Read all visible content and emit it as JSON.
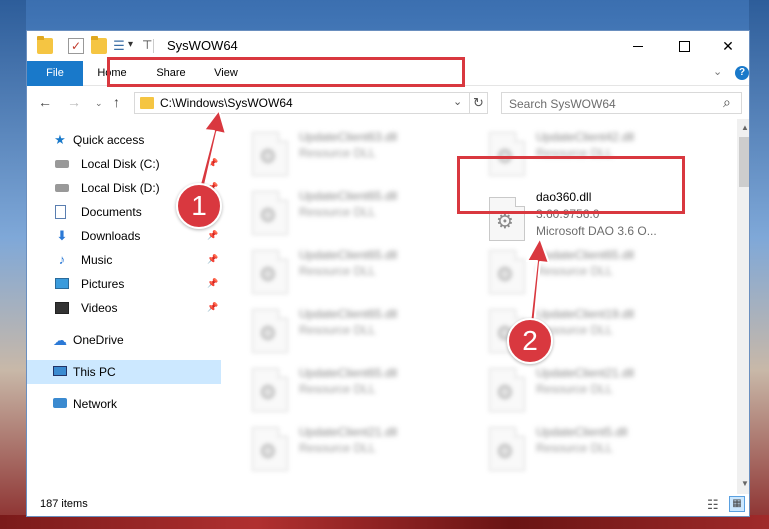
{
  "window": {
    "title": "SysWOW64",
    "controls": {
      "minimize": "",
      "maximize": "",
      "close": "✕"
    }
  },
  "ribbon": {
    "tabs": [
      "File",
      "Home",
      "Share",
      "View"
    ],
    "chevron": "⌄",
    "help": "?"
  },
  "nav": {
    "back": "←",
    "forward": "→",
    "recent": "⌄",
    "up": "↑",
    "address": "C:\\Windows\\SysWOW64",
    "address_dropdown": "⌄",
    "refresh": "↻",
    "search_placeholder": "Search SysWOW64"
  },
  "sidebar": {
    "items": [
      {
        "label": "Quick access",
        "icon": "star-icon",
        "pinned": false
      },
      {
        "label": "Local Disk (C:)",
        "icon": "drive-icon",
        "pinned": true
      },
      {
        "label": "Local Disk (D:)",
        "icon": "drive-icon",
        "pinned": true
      },
      {
        "label": "Documents",
        "icon": "documents-icon",
        "pinned": true
      },
      {
        "label": "Downloads",
        "icon": "downloads-icon",
        "pinned": true
      },
      {
        "label": "Music",
        "icon": "music-icon",
        "pinned": true
      },
      {
        "label": "Pictures",
        "icon": "pictures-icon",
        "pinned": true
      },
      {
        "label": "Videos",
        "icon": "videos-icon",
        "pinned": true
      },
      {
        "label": "OneDrive",
        "icon": "onedrive-icon",
        "pinned": false
      },
      {
        "label": "This PC",
        "icon": "this-pc-icon",
        "pinned": false,
        "selected": true
      },
      {
        "label": "Network",
        "icon": "network-icon",
        "pinned": false
      }
    ]
  },
  "files": [
    {
      "name": "UpdateClient63.dll",
      "type": "Resource DLL",
      "blurred": true
    },
    {
      "name": "UpdateClient42.dll",
      "type": "Resource DLL",
      "blurred": true
    },
    {
      "name": "UpdateClient65.dll",
      "type": "Resource DLL",
      "blurred": true
    },
    {
      "name": "dao360.dll",
      "type": "3.60.9756.0",
      "desc": "Microsoft DAO 3.6 O...",
      "blurred": false,
      "highlighted": true
    },
    {
      "name": "UpdateClient65.dll",
      "type": "Resource DLL",
      "blurred": true
    },
    {
      "name": "UpdateClient65.dll",
      "type": "Resource DLL",
      "blurred": true
    },
    {
      "name": "UpdateClient65.dll",
      "type": "Resource DLL",
      "blurred": true
    },
    {
      "name": "UpdateClient19.dll",
      "type": "Resource DLL",
      "blurred": true
    },
    {
      "name": "UpdateClient65.dll",
      "type": "Resource DLL",
      "blurred": true
    },
    {
      "name": "UpdateClient21.dll",
      "type": "Resource DLL",
      "blurred": true
    },
    {
      "name": "UpdateClient21.dll",
      "type": "Resource DLL",
      "blurred": true
    },
    {
      "name": "UpdateClient5.dll",
      "type": "Resource DLL",
      "blurred": true
    }
  ],
  "status": {
    "item_count": "187 items"
  },
  "annotations": {
    "step1": "1",
    "step2": "2",
    "color": "#d9383f"
  }
}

Short exercise.
Pull every line containing "Local" from the data.

Correct result.
        "label": "Local Disk (C:)",
        "label": "Local Disk (D:)",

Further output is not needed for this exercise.